→ **AIM**: Within the material below, find each line bearing the word "this" and present it.

→ **DATA PROVIDED**:
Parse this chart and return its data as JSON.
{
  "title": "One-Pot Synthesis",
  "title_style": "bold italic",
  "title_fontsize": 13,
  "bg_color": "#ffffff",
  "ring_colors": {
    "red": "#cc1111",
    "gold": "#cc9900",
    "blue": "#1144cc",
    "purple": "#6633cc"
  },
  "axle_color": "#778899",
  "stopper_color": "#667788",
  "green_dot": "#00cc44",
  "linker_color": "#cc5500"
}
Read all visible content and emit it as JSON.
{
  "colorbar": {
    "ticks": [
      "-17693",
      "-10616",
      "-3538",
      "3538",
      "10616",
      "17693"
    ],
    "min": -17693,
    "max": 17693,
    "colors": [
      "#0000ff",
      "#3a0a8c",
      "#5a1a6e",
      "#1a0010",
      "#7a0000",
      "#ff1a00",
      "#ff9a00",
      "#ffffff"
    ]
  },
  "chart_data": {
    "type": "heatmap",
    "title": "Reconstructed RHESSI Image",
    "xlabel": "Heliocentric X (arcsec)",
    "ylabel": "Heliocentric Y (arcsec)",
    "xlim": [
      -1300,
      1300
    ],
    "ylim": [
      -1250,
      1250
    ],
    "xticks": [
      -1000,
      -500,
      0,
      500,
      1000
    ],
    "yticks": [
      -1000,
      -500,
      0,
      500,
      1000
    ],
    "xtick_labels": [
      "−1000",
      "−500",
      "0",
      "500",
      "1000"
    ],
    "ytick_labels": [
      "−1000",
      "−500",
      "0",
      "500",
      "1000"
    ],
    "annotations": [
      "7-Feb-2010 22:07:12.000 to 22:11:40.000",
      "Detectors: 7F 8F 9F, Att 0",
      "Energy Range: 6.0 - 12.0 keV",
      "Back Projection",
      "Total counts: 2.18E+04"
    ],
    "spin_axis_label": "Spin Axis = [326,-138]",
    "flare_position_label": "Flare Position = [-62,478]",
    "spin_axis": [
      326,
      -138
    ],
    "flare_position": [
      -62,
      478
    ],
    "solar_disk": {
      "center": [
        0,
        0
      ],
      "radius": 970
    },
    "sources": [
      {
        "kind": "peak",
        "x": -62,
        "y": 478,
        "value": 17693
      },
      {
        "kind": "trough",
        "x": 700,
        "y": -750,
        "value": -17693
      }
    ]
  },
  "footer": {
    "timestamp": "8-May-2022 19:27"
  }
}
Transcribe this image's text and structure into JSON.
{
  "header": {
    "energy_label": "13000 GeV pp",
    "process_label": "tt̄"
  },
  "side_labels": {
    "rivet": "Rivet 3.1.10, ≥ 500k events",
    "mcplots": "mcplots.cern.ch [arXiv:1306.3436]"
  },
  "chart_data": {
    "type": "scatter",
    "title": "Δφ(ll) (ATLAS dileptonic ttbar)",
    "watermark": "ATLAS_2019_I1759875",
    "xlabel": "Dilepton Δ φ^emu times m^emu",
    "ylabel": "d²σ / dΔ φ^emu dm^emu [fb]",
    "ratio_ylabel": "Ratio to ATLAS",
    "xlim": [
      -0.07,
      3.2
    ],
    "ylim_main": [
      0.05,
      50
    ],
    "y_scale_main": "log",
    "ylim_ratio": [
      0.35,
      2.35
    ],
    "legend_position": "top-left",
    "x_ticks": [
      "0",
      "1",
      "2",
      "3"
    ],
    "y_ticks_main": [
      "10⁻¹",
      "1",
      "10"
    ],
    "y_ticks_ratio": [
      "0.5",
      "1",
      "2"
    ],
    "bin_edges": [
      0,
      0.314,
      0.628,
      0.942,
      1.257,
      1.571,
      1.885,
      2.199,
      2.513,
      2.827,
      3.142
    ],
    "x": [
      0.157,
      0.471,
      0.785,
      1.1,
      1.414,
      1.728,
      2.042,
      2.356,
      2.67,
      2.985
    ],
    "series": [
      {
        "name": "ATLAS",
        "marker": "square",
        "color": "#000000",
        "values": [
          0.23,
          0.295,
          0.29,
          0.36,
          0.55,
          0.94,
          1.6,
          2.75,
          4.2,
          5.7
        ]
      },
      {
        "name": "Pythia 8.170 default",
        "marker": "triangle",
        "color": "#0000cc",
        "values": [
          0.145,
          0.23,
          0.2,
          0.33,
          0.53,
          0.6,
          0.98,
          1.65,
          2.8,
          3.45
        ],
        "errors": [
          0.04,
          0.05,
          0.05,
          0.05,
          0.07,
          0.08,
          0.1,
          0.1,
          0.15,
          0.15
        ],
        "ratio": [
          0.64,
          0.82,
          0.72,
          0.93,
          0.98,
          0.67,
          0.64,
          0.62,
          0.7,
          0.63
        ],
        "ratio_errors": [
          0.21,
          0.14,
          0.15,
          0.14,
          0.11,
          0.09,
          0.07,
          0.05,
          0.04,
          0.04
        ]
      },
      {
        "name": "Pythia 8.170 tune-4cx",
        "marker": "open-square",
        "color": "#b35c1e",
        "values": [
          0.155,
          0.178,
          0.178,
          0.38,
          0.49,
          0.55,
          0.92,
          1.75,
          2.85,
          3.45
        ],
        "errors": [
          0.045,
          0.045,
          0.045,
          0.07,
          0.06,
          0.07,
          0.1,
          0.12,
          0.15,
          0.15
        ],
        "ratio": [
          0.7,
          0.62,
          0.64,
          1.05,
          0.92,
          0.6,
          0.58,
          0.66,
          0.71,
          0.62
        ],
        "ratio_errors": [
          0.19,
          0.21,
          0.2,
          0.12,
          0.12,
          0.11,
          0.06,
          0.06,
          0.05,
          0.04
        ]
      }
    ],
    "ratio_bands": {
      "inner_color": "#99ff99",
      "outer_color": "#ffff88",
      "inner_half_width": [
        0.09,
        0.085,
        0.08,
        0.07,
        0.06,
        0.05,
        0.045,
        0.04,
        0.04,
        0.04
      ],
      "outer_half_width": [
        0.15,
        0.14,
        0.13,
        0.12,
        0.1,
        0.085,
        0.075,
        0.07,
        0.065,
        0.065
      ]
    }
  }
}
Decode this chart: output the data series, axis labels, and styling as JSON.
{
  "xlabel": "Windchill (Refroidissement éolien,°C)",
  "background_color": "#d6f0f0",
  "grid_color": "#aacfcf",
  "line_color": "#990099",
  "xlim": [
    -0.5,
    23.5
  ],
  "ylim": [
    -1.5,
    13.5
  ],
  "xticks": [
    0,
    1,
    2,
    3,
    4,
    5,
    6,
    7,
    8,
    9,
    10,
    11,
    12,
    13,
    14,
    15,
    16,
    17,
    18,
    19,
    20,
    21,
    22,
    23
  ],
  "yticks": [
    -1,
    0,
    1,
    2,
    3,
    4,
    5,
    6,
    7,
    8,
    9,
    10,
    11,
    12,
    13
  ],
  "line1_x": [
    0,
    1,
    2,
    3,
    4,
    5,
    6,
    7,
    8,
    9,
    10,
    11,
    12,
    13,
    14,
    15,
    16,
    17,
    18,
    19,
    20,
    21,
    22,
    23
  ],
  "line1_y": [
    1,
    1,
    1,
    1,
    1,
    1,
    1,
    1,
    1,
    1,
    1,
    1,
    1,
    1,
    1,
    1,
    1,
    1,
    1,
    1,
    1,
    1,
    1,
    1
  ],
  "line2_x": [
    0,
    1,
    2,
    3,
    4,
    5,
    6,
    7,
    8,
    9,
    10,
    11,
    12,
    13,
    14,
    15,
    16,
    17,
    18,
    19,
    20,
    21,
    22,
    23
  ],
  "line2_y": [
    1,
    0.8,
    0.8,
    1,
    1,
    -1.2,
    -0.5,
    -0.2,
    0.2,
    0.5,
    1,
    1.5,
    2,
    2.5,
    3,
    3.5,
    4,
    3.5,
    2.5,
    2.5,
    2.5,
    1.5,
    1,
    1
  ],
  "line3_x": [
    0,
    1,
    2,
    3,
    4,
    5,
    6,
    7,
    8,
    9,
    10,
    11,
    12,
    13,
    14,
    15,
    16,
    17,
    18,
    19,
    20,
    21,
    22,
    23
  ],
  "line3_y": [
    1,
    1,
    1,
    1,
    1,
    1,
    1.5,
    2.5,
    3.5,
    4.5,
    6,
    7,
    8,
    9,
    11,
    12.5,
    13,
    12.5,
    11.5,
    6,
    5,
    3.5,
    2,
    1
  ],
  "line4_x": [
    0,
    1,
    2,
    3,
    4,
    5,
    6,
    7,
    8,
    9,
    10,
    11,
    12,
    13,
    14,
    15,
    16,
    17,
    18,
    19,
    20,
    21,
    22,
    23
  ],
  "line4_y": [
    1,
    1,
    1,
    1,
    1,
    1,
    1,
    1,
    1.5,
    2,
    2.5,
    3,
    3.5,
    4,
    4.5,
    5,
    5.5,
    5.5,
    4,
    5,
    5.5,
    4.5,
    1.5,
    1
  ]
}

→ **ANSWER BELOW**:
Parse this chart and return its data as JSON.
Transcribe this image's text and structure into JSON.
Decode this chart: output the data series, axis labels, and styling as JSON.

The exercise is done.